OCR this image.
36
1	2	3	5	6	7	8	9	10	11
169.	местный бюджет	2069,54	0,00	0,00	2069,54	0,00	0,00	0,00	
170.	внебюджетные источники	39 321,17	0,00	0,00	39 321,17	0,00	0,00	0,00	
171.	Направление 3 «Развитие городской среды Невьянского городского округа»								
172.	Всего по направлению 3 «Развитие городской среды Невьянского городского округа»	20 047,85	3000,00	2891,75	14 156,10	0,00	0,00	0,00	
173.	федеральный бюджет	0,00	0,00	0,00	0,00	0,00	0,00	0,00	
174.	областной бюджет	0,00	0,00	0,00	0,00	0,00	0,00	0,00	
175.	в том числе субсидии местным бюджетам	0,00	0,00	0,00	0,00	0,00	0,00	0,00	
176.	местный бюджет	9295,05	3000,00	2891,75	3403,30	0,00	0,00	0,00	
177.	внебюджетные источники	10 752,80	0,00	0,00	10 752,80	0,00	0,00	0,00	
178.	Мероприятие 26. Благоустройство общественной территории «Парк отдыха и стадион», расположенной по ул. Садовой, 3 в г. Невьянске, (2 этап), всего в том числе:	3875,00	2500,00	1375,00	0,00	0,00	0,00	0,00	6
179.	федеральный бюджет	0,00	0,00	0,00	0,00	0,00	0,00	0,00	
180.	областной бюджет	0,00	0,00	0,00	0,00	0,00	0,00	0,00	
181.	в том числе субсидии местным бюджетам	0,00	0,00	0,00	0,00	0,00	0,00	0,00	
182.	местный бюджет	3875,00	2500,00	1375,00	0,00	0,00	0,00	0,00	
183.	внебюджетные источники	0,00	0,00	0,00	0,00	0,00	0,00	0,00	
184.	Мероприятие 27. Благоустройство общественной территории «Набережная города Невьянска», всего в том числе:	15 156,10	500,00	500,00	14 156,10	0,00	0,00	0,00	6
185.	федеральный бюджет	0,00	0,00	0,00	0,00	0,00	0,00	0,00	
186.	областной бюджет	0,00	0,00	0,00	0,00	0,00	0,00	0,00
____
Problem to work on:
The answer is a single number, the count of lines in the records that contain the string "местным".

Exercise result:
2